— Start of SUPPLIED DATA —

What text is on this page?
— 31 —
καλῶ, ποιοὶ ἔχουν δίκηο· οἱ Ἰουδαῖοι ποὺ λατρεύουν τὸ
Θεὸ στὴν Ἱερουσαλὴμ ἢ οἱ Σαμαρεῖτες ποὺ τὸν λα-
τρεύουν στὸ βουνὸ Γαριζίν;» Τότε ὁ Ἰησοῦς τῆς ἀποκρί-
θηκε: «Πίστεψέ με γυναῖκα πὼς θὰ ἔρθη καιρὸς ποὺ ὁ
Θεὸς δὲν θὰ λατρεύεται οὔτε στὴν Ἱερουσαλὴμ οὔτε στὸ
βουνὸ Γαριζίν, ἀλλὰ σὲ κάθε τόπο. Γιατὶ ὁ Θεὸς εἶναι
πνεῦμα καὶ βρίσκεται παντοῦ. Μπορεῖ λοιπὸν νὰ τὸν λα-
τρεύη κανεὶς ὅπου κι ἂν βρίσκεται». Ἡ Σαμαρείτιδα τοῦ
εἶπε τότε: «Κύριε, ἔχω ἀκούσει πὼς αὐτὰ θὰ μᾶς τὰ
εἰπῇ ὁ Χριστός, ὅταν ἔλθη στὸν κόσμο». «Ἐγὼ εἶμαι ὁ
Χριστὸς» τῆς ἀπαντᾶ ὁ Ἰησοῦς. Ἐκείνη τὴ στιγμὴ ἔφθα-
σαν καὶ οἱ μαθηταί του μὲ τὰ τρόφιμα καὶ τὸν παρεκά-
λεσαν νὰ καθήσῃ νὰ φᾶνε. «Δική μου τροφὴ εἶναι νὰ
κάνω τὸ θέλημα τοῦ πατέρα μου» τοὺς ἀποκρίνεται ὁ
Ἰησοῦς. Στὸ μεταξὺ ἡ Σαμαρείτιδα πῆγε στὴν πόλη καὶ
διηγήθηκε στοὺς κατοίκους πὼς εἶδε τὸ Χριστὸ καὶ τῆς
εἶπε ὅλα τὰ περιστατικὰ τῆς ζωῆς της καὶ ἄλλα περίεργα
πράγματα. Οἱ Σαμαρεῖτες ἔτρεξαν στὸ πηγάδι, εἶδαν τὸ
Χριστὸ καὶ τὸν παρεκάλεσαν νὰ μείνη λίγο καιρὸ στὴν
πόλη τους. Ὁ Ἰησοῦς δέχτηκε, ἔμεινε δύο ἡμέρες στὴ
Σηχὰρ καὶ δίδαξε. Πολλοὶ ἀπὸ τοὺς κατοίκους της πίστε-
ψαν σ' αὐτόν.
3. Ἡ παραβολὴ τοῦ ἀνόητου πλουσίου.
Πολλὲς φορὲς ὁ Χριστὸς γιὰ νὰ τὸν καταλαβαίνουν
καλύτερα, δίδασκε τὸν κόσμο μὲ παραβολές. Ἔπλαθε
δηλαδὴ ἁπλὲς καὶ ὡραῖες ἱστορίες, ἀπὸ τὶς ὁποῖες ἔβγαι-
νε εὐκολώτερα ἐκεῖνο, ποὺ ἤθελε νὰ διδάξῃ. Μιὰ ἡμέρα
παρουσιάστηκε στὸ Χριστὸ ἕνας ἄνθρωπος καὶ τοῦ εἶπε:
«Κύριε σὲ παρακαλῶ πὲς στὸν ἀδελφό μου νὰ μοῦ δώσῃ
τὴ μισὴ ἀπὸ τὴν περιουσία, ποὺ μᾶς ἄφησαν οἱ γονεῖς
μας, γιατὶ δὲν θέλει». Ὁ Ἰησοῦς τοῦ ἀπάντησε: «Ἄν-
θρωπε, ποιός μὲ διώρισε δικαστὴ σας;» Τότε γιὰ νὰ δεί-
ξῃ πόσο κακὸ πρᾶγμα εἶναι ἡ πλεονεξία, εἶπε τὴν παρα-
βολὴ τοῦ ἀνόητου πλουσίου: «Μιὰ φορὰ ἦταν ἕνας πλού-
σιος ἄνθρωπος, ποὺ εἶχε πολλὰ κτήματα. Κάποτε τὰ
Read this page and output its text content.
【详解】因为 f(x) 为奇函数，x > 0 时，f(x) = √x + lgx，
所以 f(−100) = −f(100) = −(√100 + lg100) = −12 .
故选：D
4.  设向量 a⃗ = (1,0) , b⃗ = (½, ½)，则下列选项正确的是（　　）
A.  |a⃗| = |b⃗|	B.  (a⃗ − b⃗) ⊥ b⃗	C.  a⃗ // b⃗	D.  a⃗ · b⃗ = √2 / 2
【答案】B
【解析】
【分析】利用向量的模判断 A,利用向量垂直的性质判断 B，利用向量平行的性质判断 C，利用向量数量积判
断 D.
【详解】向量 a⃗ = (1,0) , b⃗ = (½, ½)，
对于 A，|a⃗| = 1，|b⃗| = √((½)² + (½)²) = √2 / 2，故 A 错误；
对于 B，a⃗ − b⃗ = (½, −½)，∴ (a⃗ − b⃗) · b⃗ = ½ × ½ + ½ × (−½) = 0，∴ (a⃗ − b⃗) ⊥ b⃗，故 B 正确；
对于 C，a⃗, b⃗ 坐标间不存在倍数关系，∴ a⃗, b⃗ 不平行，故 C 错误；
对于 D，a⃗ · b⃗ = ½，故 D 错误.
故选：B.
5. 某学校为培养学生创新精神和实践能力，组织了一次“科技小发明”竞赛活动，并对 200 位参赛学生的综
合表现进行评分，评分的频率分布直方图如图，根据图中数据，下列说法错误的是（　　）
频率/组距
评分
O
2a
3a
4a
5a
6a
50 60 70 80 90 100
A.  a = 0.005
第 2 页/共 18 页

— End of SUPPLIED DATA —

*EXERCISE TASK*: Nothing in the listing may be changed; retype it all exactly.

*SOLUTION FOR THIS EXERCISE*:
What text is on this page?
— 31 —
καλῶ, ποιοὶ ἔχουν δίκηο· οἱ Ἰουδαῖοι ποὺ λατρεύουν τὸ
Θεὸ στὴν Ἱερουσαλὴμ ἢ οἱ Σαμαρεῖτες ποὺ τὸν λα-
τρεύουν στὸ βουνὸ Γαριζίν;» Τότε ὁ Ἰησοῦς τῆς ἀποκρί-
θηκε: «Πίστεψέ με γυναῖκα πὼς θὰ ἔρθη καιρὸς ποὺ ὁ
Θεὸς δὲν θὰ λατρεύεται οὔτε στὴν Ἱερουσαλὴμ οὔτε στὸ
βουνὸ Γαριζίν, ἀλλὰ σὲ κάθε τόπο. Γιατὶ ὁ Θεὸς εἶναι
πνεῦμα καὶ βρίσκεται παντοῦ. Μπορεῖ λοιπὸν νὰ τὸν λα-
τρεύη κανεὶς ὅπου κι ἂν βρίσκεται». Ἡ Σαμαρείτιδα τοῦ
εἶπε τότε: «Κύριε, ἔχω ἀκούσει πὼς αὐτὰ θὰ μᾶς τὰ
εἰπῇ ὁ Χριστός, ὅταν ἔλθη στὸν κόσμο». «Ἐγὼ εἶμαι ὁ
Χριστὸς» τῆς ἀπαντᾶ ὁ Ἰησοῦς. Ἐκείνη τὴ στιγμὴ ἔφθα-
σαν καὶ οἱ μαθηταί του μὲ τὰ τρόφιμα καὶ τὸν παρεκά-
λεσαν νὰ καθήσῃ νὰ φᾶνε. «Δική μου τροφὴ εἶναι νὰ
κάνω τὸ θέλημα τοῦ πατέρα μου» τοὺς ἀποκρίνεται ὁ
Ἰησοῦς. Στὸ μεταξὺ ἡ Σαμαρείτιδα πῆγε στὴν πόλη καὶ
διηγήθηκε στοὺς κατοίκους πὼς εἶδε τὸ Χριστὸ καὶ τῆς
εἶπε ὅλα τὰ περιστατικὰ τῆς ζωῆς της καὶ ἄλλα περίεργα
πράγματα. Οἱ Σαμαρεῖτες ἔτρεξαν στὸ πηγάδι, εἶδαν τὸ
Χριστὸ καὶ τὸν παρεκάλεσαν νὰ μείνη λίγο καιρὸ στὴν
πόλη τους. Ὁ Ἰησοῦς δέχτηκε, ἔμεινε δύο ἡμέρες στὴ
Σηχὰρ καὶ δίδαξε. Πολλοὶ ἀπὸ τοὺς κατοίκους της πίστε-
ψαν σ' αὐτόν.
3. Ἡ παραβολὴ τοῦ ἀνόητου πλουσίου.
Πολλὲς φορὲς ὁ Χριστὸς γιὰ νὰ τὸν καταλαβαίνουν
καλύτερα, δίδασκε τὸν κόσμο μὲ παραβολές. Ἔπλαθε
δηλαδὴ ἁπλὲς καὶ ὡραῖες ἱστορίες, ἀπὸ τὶς ὁποῖες ἔβγαι-
νε εὐκολώτερα ἐκεῖνο, ποὺ ἤθελε νὰ διδάξῃ. Μιὰ ἡμέρα
παρουσιάστηκε στὸ Χριστὸ ἕνας ἄνθρωπος καὶ τοῦ εἶπε:
«Κύριε σὲ παρακαλῶ πὲς στὸν ἀδελφό μου νὰ μοῦ δώσῃ
τὴ μισὴ ἀπὸ τὴν περιουσία, ποὺ μᾶς ἄφησαν οἱ γονεῖς
μας, γιατὶ δὲν θέλει». Ὁ Ἰησοῦς τοῦ ἀπάντησε: «Ἄν-
θρωπε, ποιός μὲ διώρισε δικαστὴ σας;» Τότε γιὰ νὰ δεί-
ξῃ πόσο κακὸ πρᾶγμα εἶναι ἡ πλεονεξία, εἶπε τὴν παρα-
βολὴ τοῦ ἀνόητου πλουσίου: «Μιὰ φορὰ ἦταν ἕνας πλού-
σιος ἄνθρωπος, ποὺ εἶχε πολλὰ κτήματα. Κάποτε τὰ
Read this page and output its text content.
【详解】因为 f(x) 为奇函数，x > 0 时，f(x) = √x + lgx，
所以 f(−100) = −f(100) = −(√100 + lg100) = −12 .
故选：D
4.  设向量 a⃗ = (1,0) , b⃗ = (½, ½)，则下列选项正确的是（　　）
A.  |a⃗| = |b⃗|	B.  (a⃗ − b⃗) ⊥ b⃗	C.  a⃗ // b⃗	D.  a⃗ · b⃗ = √2 / 2
【答案】B
【解析】
【分析】利用向量的模判断 A,利用向量垂直的性质判断 B，利用向量平行的性质判断 C，利用向量数量积判
断 D.
【详解】向量 a⃗ = (1,0) , b⃗ = (½, ½)，
对于 A，|a⃗| = 1，|b⃗| = √((½)² + (½)²) = √2 / 2，故 A 错误；
对于 B，a⃗ − b⃗ = (½, −½)，∴ (a⃗ − b⃗) · b⃗ = ½ × ½ + ½ × (−½) = 0，∴ (a⃗ − b⃗) ⊥ b⃗，故 B 正确；
对于 C，a⃗, b⃗ 坐标间不存在倍数关系，∴ a⃗, b⃗ 不平行，故 C 错误；
对于 D，a⃗ · b⃗ = ½，故 D 错误.
故选：B.
5. 某学校为培养学生创新精神和实践能力，组织了一次“科技小发明”竞赛活动，并对 200 位参赛学生的综
合表现进行评分，评分的频率分布直方图如图，根据图中数据，下列说法错误的是（　　）
频率/组距
评分
O
2a
3a
4a
5a
6a
50 60 70 80 90 100
A.  a = 0.005
第 2 页/共 18 页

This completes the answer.